* **What you are asked to do**
Of the lines in the data below, count the ones holding the string "annotation", and answer with that number only.

* **Data shown**
== == ==

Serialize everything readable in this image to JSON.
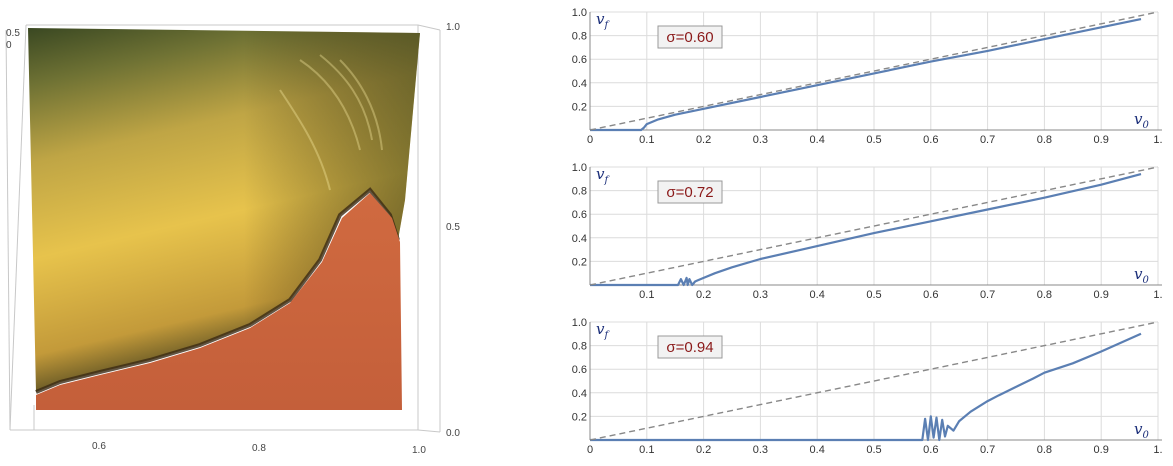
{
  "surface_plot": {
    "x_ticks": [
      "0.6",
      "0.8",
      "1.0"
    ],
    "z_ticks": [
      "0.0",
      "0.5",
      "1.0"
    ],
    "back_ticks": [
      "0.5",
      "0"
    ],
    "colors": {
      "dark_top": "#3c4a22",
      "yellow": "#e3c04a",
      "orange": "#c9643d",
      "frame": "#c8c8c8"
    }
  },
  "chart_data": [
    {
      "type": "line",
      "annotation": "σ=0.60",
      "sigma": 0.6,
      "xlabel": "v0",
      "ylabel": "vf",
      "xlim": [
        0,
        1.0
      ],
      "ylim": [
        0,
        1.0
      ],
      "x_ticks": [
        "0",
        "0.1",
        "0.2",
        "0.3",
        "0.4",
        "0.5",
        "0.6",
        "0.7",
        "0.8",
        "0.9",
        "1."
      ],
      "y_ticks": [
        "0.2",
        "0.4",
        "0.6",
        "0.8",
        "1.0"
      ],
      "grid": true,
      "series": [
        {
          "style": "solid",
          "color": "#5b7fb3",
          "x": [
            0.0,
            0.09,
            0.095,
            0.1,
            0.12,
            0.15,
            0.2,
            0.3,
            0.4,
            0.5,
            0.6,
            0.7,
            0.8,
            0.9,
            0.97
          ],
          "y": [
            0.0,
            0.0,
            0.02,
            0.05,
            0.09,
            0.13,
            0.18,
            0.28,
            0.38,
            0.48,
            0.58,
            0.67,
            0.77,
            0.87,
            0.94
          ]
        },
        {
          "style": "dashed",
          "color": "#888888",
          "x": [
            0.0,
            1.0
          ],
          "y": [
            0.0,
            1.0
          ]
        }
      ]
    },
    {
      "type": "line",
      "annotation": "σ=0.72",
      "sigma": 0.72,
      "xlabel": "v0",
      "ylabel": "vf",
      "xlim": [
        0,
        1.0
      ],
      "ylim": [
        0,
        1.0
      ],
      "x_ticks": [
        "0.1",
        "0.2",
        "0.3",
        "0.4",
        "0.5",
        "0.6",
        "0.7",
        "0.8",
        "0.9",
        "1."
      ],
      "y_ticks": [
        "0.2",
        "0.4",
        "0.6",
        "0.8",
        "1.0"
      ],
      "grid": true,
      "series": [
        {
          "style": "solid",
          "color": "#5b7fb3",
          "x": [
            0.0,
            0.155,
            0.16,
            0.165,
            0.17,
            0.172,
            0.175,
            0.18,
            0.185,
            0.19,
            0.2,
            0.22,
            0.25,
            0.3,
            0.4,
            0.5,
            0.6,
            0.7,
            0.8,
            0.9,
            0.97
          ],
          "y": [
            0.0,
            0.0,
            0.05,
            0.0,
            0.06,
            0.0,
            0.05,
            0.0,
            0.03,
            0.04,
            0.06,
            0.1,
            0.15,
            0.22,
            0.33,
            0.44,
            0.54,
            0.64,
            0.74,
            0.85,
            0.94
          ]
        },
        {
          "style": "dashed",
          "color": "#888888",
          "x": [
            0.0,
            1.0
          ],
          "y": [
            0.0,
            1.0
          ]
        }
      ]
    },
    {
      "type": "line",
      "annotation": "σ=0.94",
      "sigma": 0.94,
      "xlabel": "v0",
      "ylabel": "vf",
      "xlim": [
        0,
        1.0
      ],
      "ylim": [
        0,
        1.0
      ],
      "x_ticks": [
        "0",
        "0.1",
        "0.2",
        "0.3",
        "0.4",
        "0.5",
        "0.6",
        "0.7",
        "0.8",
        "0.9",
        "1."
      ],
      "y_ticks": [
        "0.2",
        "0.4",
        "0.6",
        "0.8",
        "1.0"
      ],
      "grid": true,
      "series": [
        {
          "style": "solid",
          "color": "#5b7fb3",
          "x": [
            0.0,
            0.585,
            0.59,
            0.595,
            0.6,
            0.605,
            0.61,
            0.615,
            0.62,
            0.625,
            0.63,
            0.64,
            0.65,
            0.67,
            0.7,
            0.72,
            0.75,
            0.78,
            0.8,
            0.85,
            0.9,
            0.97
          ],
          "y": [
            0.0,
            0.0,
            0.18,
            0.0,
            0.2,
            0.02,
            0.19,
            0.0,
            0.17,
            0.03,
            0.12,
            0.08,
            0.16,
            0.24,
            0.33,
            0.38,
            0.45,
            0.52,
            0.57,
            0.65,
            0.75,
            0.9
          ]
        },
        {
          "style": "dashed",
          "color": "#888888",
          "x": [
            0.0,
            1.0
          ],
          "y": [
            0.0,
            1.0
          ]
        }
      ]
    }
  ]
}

== == ==

* **Answer to the problem**
3